# [What the task requires]
Retype the material word for word.

## start Exercise input

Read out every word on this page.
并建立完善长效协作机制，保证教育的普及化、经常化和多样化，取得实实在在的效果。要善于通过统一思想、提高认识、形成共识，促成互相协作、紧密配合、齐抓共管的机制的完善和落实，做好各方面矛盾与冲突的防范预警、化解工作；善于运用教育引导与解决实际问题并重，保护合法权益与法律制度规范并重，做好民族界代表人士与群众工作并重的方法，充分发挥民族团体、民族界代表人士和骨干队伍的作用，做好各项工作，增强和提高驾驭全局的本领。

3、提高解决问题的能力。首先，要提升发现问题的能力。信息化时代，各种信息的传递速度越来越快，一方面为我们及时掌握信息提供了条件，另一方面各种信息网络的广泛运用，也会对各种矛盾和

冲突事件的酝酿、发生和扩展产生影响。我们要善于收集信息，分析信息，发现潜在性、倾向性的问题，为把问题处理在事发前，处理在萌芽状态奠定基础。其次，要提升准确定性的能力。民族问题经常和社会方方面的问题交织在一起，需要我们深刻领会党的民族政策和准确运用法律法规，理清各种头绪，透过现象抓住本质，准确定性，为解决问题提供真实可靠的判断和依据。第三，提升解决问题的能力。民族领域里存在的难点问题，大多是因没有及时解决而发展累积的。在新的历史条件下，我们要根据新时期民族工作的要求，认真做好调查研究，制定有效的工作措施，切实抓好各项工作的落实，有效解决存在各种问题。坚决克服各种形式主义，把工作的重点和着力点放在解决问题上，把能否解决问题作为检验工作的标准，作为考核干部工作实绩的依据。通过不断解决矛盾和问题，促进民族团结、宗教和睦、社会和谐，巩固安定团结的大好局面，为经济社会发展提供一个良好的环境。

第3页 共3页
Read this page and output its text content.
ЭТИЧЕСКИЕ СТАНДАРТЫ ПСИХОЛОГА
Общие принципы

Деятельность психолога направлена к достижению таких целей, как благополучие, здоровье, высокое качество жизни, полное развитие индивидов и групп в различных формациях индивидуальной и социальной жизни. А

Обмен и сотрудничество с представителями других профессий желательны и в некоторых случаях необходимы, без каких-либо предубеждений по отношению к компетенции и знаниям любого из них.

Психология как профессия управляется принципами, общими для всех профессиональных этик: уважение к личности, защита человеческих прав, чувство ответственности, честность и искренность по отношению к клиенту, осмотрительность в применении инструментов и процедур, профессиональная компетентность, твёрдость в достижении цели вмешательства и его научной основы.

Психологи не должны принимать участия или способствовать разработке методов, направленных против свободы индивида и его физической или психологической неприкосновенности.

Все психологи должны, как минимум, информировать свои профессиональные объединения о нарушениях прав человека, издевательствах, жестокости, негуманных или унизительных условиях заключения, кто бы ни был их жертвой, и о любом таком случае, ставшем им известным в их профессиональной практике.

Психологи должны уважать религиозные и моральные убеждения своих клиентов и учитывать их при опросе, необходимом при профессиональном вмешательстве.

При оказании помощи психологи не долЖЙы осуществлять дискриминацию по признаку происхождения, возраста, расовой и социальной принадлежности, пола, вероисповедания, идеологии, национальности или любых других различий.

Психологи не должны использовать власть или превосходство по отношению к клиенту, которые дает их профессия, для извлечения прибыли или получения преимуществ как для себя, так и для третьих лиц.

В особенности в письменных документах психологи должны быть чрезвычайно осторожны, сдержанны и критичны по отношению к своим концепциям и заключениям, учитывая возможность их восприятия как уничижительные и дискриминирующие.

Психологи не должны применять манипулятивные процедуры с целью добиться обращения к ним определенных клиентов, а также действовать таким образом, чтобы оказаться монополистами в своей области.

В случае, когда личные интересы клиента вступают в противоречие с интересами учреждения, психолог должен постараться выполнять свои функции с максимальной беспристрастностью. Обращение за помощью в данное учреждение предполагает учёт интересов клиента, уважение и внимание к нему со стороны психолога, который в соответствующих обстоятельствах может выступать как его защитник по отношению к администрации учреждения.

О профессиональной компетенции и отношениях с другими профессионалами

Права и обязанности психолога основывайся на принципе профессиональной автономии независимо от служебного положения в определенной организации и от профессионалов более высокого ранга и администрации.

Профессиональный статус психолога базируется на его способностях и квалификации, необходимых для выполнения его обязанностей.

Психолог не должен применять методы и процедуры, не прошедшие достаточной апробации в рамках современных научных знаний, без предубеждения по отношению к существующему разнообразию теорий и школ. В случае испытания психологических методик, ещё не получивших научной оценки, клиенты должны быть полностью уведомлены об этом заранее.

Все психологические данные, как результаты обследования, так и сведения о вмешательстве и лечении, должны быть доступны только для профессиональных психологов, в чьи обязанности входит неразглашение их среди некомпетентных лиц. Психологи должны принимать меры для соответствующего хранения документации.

## end Exercise input

# [Response below]
Read out every word on this page.
并建立完善长效协作机制，保证教育的普及化、经常化和多样化，取得实实在在的效果。要善于通过统一思想、提高认识、形成共识，促成互相协作、紧密配合、齐抓共管的机制的完善和落实，做好各方面矛盾与冲突的防范预警、化解工作；善于运用教育引导与解决实际问题并重，保护合法权益与法律制度规范并重，做好民族界代表人士与群众工作并重的方法，充分发挥民族团体、民族界代表人士和骨干队伍的作用，做好各项工作，增强和提高驾驭全局的本领。

3、提高解决问题的能力。首先，要提升发现问题的能力。信息化时代，各种信息的传递速度越来越快，一方面为我们及时掌握信息提供了条件，另一方面各种信息网络的广泛运用，也会对各种矛盾和

冲突事件的酝酿、发生和扩展产生影响。我们要善于收集信息，分析信息，发现潜在性、倾向性的问题，为把问题处理在事发前，处理在萌芽状态奠定基础。其次，要提升准确定性的能力。民族问题经常和社会方方面的问题交织在一起，需要我们深刻领会党的民族政策和准确运用法律法规，理清各种头绪，透过现象抓住本质，准确定性，为解决问题提供真实可靠的判断和依据。第三，提升解决问题的能力。民族领域里存在的难点问题，大多是因没有及时解决而发展累积的。在新的历史条件下，我们要根据新时期民族工作的要求，认真做好调查研究，制定有效的工作措施，切实抓好各项工作的落实，有效解决存在各种问题。坚决克服各种形式主义，把工作的重点和着力点放在解决问题上，把能否解决问题作为检验工作的标准，作为考核干部工作实绩的依据。通过不断解决矛盾和问题，促进民族团结、宗教和睦、社会和谐，巩固安定团结的大好局面，为经济社会发展提供一个良好的环境。

第3页 共3页
Read this page and output its text content.
ЭТИЧЕСКИЕ СТАНДАРТЫ ПСИХОЛОГА
Общие принципы

Деятельность психолога направлена к достижению таких целей, как благополучие, здоровье, высокое качество жизни, полное развитие индивидов и групп в различных формациях индивидуальной и социальной жизни. А

Обмен и сотрудничество с представителями других профессий желательны и в некоторых случаях необходимы, без каких-либо предубеждений по отношению к компетенции и знаниям любого из них.

Психология как профессия управляется принципами, общими для всех профессиональных этик: уважение к личности, защита человеческих прав, чувство ответственности, честность и искренность по отношению к клиенту, осмотрительность в применении инструментов и процедур, профессиональная компетентность, твёрдость в достижении цели вмешательства и его научной основы.

Психологи не должны принимать участия или способствовать разработке методов, направленных против свободы индивида и его физической или психологической неприкосновенности.

Все психологи должны, как минимум, информировать свои профессиональные объединения о нарушениях прав человека, издевательствах, жестокости, негуманных или унизительных условиях заключения, кто бы ни был их жертвой, и о любом таком случае, ставшем им известным в их профессиональной практике.

Психологи должны уважать религиозные и моральные убеждения своих клиентов и учитывать их при опросе, необходимом при профессиональном вмешательстве.

При оказании помощи психологи не долЖЙы осуществлять дискриминацию по признаку происхождения, возраста, расовой и социальной принадлежности, пола, вероисповедания, идеологии, национальности или любых других различий.

Психологи не должны использовать власть или превосходство по отношению к клиенту, которые дает их профессия, для извлечения прибыли или получения преимуществ как для себя, так и для третьих лиц.

В особенности в письменных документах психологи должны быть чрезвычайно осторожны, сдержанны и критичны по отношению к своим концепциям и заключениям, учитывая возможность их восприятия как уничижительные и дискриминирующие.

Психологи не должны применять манипулятивные процедуры с целью добиться обращения к ним определенных клиентов, а также действовать таким образом, чтобы оказаться монополистами в своей области.

В случае, когда личные интересы клиента вступают в противоречие с интересами учреждения, психолог должен постараться выполнять свои функции с максимальной беспристрастностью. Обращение за помощью в данное учреждение предполагает учёт интересов клиента, уважение и внимание к нему со стороны психолога, который в соответствующих обстоятельствах может выступать как его защитник по отношению к администрации учреждения.

О профессиональной компетенции и отношениях с другими профессионалами

Права и обязанности психолога основывайся на принципе профессиональной автономии независимо от служебного положения в определенной организации и от профессионалов более высокого ранга и администрации.

Профессиональный статус психолога базируется на его способностях и квалификации, необходимых для выполнения его обязанностей.

Психолог не должен применять методы и процедуры, не прошедшие достаточной апробации в рамках современных научных знаний, без предубеждения по отношению к существующему разнообразию теорий и школ. В случае испытания психологических методик, ещё не получивших научной оценки, клиенты должны быть полностью уведомлены об этом заранее.

Все психологические данные, как результаты обследования, так и сведения о вмешательстве и лечении, должны быть доступны только для профессиональных психологов, в чьи обязанности входит неразглашение их среди некомпетентных лиц. Психологи должны принимать меры для соответствующего хранения документации.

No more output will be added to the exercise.